TASK DIRECTIONS:
Copy out each line of the data holding "this".

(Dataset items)

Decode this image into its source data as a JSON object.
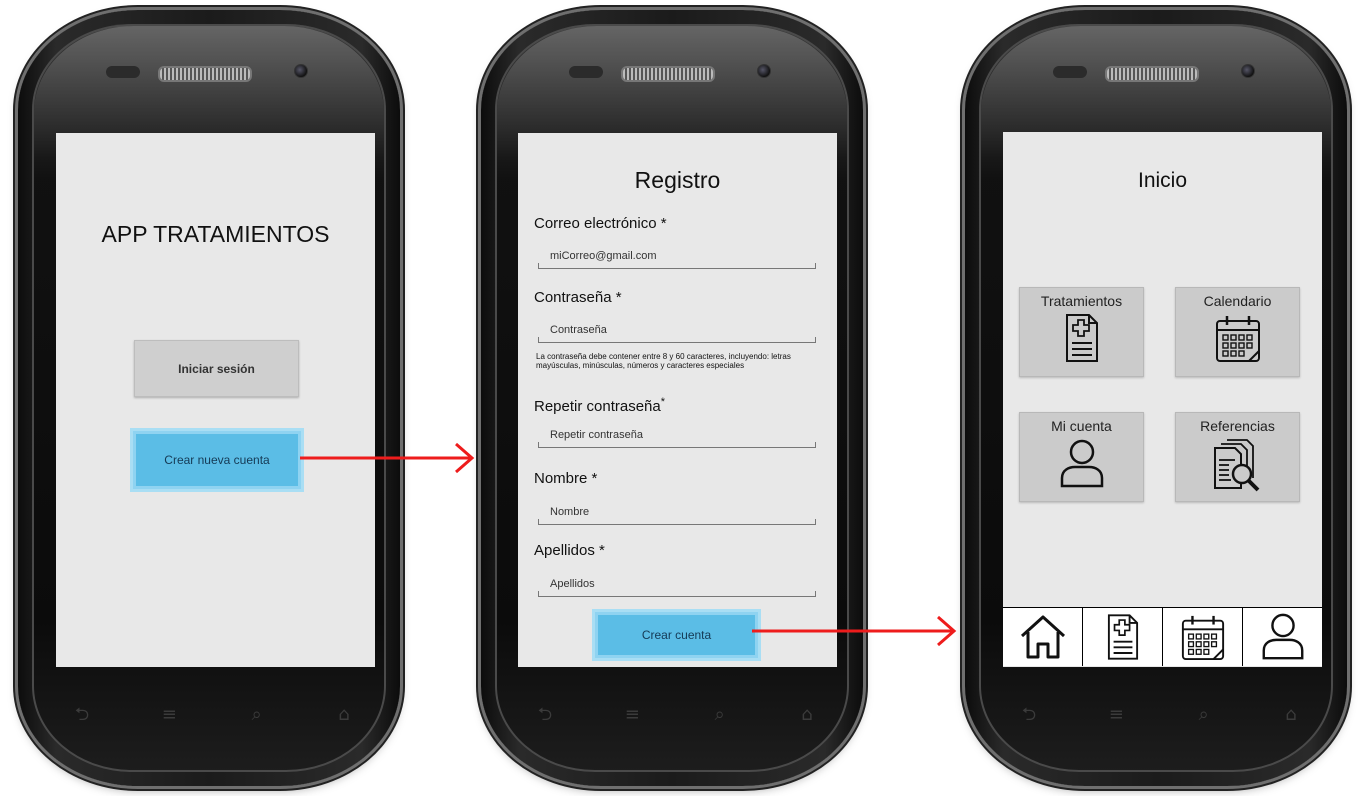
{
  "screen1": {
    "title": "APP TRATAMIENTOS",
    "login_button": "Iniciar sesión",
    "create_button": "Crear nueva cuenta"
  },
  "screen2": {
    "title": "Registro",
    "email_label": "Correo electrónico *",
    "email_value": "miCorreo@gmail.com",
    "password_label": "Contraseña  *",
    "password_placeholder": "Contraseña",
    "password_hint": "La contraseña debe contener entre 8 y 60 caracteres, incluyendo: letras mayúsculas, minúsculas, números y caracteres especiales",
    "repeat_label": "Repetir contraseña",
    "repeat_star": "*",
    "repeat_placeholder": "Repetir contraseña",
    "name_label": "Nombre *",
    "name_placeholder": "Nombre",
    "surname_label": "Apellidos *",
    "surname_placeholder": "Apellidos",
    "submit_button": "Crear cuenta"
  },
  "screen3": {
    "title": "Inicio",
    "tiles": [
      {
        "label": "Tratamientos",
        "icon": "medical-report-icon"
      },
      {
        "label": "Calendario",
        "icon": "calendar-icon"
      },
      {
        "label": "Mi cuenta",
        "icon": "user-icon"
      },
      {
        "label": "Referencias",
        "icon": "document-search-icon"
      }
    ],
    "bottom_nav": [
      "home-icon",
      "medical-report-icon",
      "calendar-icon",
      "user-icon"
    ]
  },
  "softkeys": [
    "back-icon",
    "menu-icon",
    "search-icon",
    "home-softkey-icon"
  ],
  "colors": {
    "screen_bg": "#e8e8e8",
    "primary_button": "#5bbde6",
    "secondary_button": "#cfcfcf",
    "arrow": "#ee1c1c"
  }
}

...

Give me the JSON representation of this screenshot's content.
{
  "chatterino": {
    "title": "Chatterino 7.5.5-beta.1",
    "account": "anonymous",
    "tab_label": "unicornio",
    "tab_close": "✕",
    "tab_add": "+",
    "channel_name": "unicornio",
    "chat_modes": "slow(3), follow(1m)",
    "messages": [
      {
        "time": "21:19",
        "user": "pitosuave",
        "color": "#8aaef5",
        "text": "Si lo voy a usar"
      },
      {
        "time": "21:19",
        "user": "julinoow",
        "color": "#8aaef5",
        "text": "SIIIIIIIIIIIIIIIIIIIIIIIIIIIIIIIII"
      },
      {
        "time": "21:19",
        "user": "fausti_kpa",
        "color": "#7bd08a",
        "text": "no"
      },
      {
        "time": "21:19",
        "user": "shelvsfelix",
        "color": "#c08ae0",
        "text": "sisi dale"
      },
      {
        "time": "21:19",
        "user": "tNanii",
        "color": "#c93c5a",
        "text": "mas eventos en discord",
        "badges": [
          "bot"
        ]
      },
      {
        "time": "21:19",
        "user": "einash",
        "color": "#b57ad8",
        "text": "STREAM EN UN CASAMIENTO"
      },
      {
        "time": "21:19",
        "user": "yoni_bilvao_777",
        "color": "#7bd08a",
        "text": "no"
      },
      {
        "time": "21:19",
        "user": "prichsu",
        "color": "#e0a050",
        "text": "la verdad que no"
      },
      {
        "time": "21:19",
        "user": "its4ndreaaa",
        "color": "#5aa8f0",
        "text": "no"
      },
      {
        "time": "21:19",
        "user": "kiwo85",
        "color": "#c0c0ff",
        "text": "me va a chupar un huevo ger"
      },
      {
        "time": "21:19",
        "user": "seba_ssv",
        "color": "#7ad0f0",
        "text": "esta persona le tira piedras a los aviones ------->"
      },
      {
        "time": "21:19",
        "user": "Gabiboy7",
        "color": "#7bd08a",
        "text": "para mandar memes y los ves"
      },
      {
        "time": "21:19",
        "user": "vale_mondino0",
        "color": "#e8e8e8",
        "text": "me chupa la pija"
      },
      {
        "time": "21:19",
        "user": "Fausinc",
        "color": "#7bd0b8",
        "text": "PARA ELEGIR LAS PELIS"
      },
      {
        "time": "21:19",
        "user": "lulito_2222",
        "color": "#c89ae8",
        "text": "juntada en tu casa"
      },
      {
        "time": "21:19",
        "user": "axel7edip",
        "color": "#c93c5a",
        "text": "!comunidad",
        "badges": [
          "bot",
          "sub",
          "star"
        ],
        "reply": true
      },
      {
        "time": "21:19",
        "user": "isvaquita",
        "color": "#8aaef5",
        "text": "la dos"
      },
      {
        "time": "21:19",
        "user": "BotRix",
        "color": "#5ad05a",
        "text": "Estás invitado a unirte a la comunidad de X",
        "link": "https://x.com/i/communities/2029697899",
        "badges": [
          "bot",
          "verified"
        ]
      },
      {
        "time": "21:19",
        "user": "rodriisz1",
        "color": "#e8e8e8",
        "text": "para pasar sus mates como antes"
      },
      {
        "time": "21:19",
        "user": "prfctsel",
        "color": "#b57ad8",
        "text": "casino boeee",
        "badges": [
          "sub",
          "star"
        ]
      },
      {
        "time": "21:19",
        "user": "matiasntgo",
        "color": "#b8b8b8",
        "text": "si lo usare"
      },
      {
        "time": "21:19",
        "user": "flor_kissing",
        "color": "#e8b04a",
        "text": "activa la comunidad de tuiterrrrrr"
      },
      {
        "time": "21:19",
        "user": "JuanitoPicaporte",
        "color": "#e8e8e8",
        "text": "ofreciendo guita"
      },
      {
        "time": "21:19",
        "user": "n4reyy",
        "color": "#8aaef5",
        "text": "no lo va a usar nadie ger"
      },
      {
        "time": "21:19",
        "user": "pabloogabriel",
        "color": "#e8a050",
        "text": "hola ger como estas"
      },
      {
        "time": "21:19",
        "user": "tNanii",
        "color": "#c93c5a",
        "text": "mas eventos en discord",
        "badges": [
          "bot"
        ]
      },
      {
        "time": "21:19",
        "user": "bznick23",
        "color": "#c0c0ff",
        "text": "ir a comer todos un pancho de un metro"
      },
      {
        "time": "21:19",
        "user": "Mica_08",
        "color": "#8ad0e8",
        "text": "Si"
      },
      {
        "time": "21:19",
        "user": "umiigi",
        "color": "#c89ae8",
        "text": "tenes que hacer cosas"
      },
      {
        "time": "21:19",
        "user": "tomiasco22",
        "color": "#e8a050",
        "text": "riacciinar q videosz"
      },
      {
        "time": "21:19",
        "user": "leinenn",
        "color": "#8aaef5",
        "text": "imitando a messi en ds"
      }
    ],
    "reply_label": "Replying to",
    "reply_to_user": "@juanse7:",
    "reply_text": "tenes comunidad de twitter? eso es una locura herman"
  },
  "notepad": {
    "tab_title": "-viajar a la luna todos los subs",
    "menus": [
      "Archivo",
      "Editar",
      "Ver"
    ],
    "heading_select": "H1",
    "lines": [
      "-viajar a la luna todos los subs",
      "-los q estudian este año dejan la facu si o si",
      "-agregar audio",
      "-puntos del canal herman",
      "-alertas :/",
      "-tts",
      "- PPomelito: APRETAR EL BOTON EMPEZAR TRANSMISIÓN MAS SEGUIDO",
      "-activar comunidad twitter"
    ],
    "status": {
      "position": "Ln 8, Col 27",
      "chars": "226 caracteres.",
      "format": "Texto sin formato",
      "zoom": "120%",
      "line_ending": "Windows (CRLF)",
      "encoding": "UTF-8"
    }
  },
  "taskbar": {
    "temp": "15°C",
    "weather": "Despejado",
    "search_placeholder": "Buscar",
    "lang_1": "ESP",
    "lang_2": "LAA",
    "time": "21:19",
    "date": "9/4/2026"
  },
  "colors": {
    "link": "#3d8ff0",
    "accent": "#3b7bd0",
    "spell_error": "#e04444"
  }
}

EXPECTED ANSWER:
Decode this image into its source data as a JSON object.
Give me the JSON representation of this screenshot's content.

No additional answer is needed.